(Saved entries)
◇ ◇ ◇ ◇ ◇ ◇ ◇
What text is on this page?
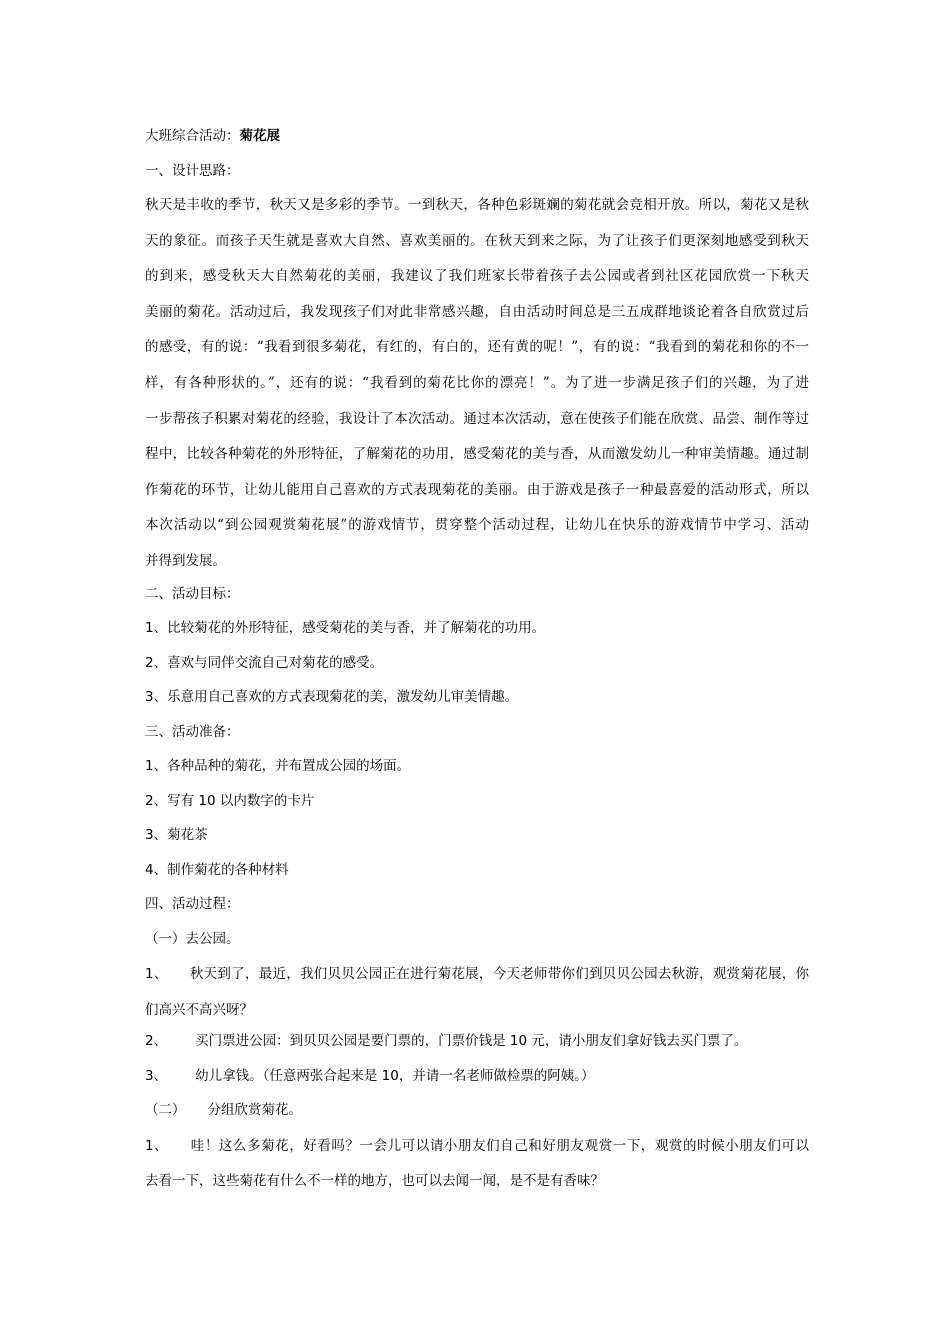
大班综合活动：菊花展
一、设计思路：
秋天是丰收的季节，秋天又是多彩的季节。一到秋天，各种色彩斑斓的菊花就会竞相开放。所以，菊花又是秋
天的象征。而孩子天生就是喜欢大自然、喜欢美丽的。在秋天到来之际，为了让孩子们更深刻地感受到秋天
的到来，感受秋天大自然菊花的美丽，我建议了我们班家长带着孩子去公园或者到社区花园欣赏一下秋天
美丽的菊花。活动过后，我发现孩子们对此非常感兴趣，自由活动时间总是三五成群地谈论着各自欣赏过后
的感受，有的说：“我看到很多菊花，有红的，有白的，还有黄的呢！”，有的说：“我看到的菊花和你的不一
样，有各种形状的。”，还有的说：“我看到的菊花比你的漂亮！”。为了进一步满足孩子们的兴趣，为了进
一步帮孩子积累对菊花的经验，我设计了本次活动。通过本次活动，意在使孩子们能在欣赏、品尝、制作等过
程中，比较各种菊花的外形特征，了解菊花的功用，感受菊花的美与香，从而激发幼儿一种审美情趣。通过制
作菊花的环节，让幼儿能用自己喜欢的方式表现菊花的美丽。由于游戏是孩子一种最喜爱的活动形式，所以
本次活动以“到公园观赏菊花展”的游戏情节，贯穿整个活动过程，让幼儿在快乐的游戏情节中学习、活动
并得到发展。
二、活动目标：
1、比较菊花的外形特征，感受菊花的美与香，并了解菊花的功用。
2、喜欢与同伴交流自己对菊花的感受。
3、乐意用自己喜欢的方式表现菊花的美，激发幼儿审美情趣。
三、活动准备：
1、各种品种的菊花，并布置成公园的场面。
2、写有 10 以内数字的卡片
3、菊花茶
4、制作菊花的各种材料
四、活动过程：
（一）去公园。
1、 秋天到了，最近，我们贝贝公园正在进行菊花展，今天老师带你们到贝贝公园去秋游，观赏菊花展，你
们高兴不高兴呀？
2、 买门票进公园：到贝贝公园是要门票的，门票价钱是 10 元，请小朋友们拿好钱去买门票了。
3、 幼儿拿钱。（任意两张合起来是 10，并请一名老师做检票的阿姨。）
（二） 分组欣赏菊花。
1、 哇！这么多菊花，好看吗？一会儿可以请小朋友们自己和好朋友观赏一下，观赏的时候小朋友们可以
去看一下，这些菊花有什么不一样的地方，也可以去闻一闻，是不是有香味？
◇ ◇ ◇ ◇ ◇ ◇ ◇
Reproduce the whole listing above word for word, but not its pictures.

**Output for this exercise**
What text is on this page?
大班综合活动：菊花展
一、设计思路：
秋天是丰收的季节，秋天又是多彩的季节。一到秋天，各种色彩斑斓的菊花就会竞相开放。所以，菊花又是秋
天的象征。而孩子天生就是喜欢大自然、喜欢美丽的。在秋天到来之际，为了让孩子们更深刻地感受到秋天
的到来，感受秋天大自然菊花的美丽，我建议了我们班家长带着孩子去公园或者到社区花园欣赏一下秋天
美丽的菊花。活动过后，我发现孩子们对此非常感兴趣，自由活动时间总是三五成群地谈论着各自欣赏过后
的感受，有的说：“我看到很多菊花，有红的，有白的，还有黄的呢！”，有的说：“我看到的菊花和你的不一
样，有各种形状的。”，还有的说：“我看到的菊花比你的漂亮！”。为了进一步满足孩子们的兴趣，为了进
一步帮孩子积累对菊花的经验，我设计了本次活动。通过本次活动，意在使孩子们能在欣赏、品尝、制作等过
程中，比较各种菊花的外形特征，了解菊花的功用，感受菊花的美与香，从而激发幼儿一种审美情趣。通过制
作菊花的环节，让幼儿能用自己喜欢的方式表现菊花的美丽。由于游戏是孩子一种最喜爱的活动形式，所以
本次活动以“到公园观赏菊花展”的游戏情节，贯穿整个活动过程，让幼儿在快乐的游戏情节中学习、活动
并得到发展。
二、活动目标：
1、比较菊花的外形特征，感受菊花的美与香，并了解菊花的功用。
2、喜欢与同伴交流自己对菊花的感受。
3、乐意用自己喜欢的方式表现菊花的美，激发幼儿审美情趣。
三、活动准备：
1、各种品种的菊花，并布置成公园的场面。
2、写有 10 以内数字的卡片
3、菊花茶
4、制作菊花的各种材料
四、活动过程：
（一）去公园。
1、 秋天到了，最近，我们贝贝公园正在进行菊花展，今天老师带你们到贝贝公园去秋游，观赏菊花展，你
们高兴不高兴呀？
2、 买门票进公园：到贝贝公园是要门票的，门票价钱是 10 元，请小朋友们拿好钱去买门票了。
3、 幼儿拿钱。（任意两张合起来是 10，并请一名老师做检票的阿姨。）
（二） 分组欣赏菊花。
1、 哇！这么多菊花，好看吗？一会儿可以请小朋友们自己和好朋友观赏一下，观赏的时候小朋友们可以
去看一下，这些菊花有什么不一样的地方，也可以去闻一闻，是不是有香味？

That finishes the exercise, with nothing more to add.